What needs to be done →
Reproduce every entry below precisely. Pictures are excluded from the copy.

(Collected data entries)
-- begin --
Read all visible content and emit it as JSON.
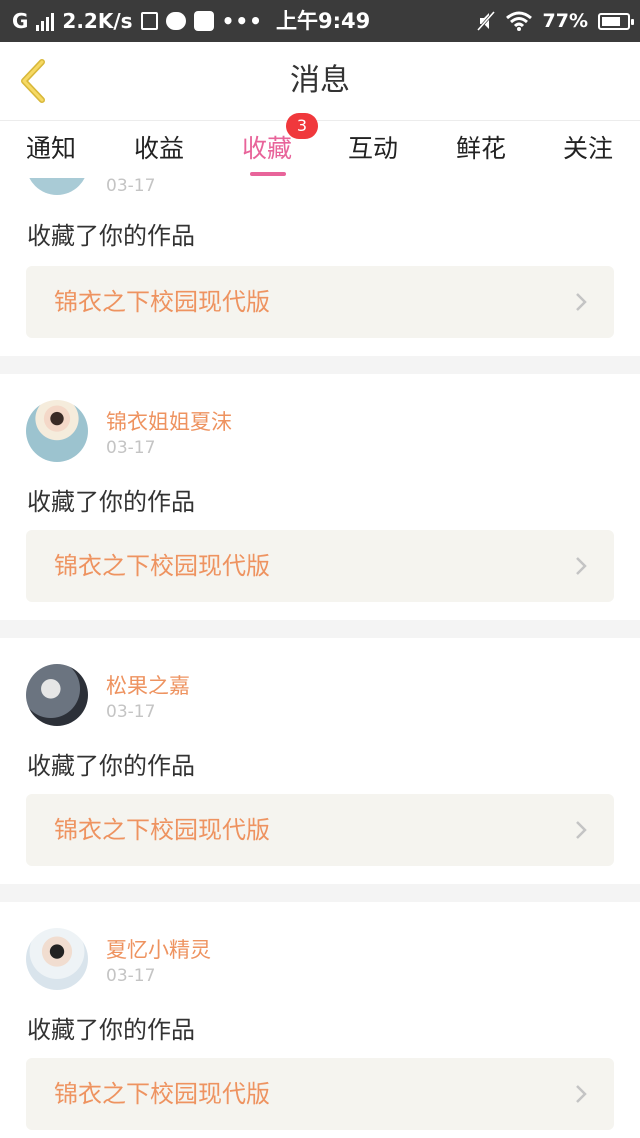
{
  "status_bar": {
    "carrier": "G",
    "speed": "2.2K/s",
    "dots": "•••",
    "time": "上午9:49",
    "battery": "77%",
    "battery_level": 0.77
  },
  "header": {
    "back_icon": "chevron-left-icon",
    "title": "消息"
  },
  "tabs": {
    "items": [
      {
        "label": "通知"
      },
      {
        "label": "收益"
      },
      {
        "label": "收藏",
        "active": true,
        "badge": "3"
      },
      {
        "label": "互动"
      },
      {
        "label": "鲜花"
      },
      {
        "label": "关注"
      }
    ]
  },
  "colors": {
    "accent": "#e8649a",
    "name": "#ee9360",
    "badge": "#f0383c"
  },
  "messages": [
    {
      "user": "",
      "date": "03-17",
      "action": "收藏了你的作品",
      "work": "锦衣之下校园现代版"
    },
    {
      "user": "锦衣姐姐夏沫",
      "date": "03-17",
      "action": "收藏了你的作品",
      "work": "锦衣之下校园现代版"
    },
    {
      "user": "松果之嘉",
      "date": "03-17",
      "action": "收藏了你的作品",
      "work": "锦衣之下校园现代版"
    },
    {
      "user": "夏忆小精灵",
      "date": "03-17",
      "action": "收藏了你的作品",
      "work": "锦衣之下校园现代版"
    }
  ]
}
-- end --
Solution to the exercise →
Read all visible content and emit it as JSON.
{
  "status_bar": {
    "carrier": "G",
    "speed": "2.2K/s",
    "dots": "•••",
    "time": "上午9:49",
    "battery": "77%",
    "battery_level": 0.77
  },
  "header": {
    "back_icon": "chevron-left-icon",
    "title": "消息"
  },
  "tabs": {
    "items": [
      {
        "label": "通知"
      },
      {
        "label": "收益"
      },
      {
        "label": "收藏",
        "active": true,
        "badge": "3"
      },
      {
        "label": "互动"
      },
      {
        "label": "鲜花"
      },
      {
        "label": "关注"
      }
    ]
  },
  "colors": {
    "accent": "#e8649a",
    "name": "#ee9360",
    "badge": "#f0383c"
  },
  "messages": [
    {
      "user": "",
      "date": "03-17",
      "action": "收藏了你的作品",
      "work": "锦衣之下校园现代版"
    },
    {
      "user": "锦衣姐姐夏沫",
      "date": "03-17",
      "action": "收藏了你的作品",
      "work": "锦衣之下校园现代版"
    },
    {
      "user": "松果之嘉",
      "date": "03-17",
      "action": "收藏了你的作品",
      "work": "锦衣之下校园现代版"
    },
    {
      "user": "夏忆小精灵",
      "date": "03-17",
      "action": "收藏了你的作品",
      "work": "锦衣之下校园现代版"
    }
  ]
}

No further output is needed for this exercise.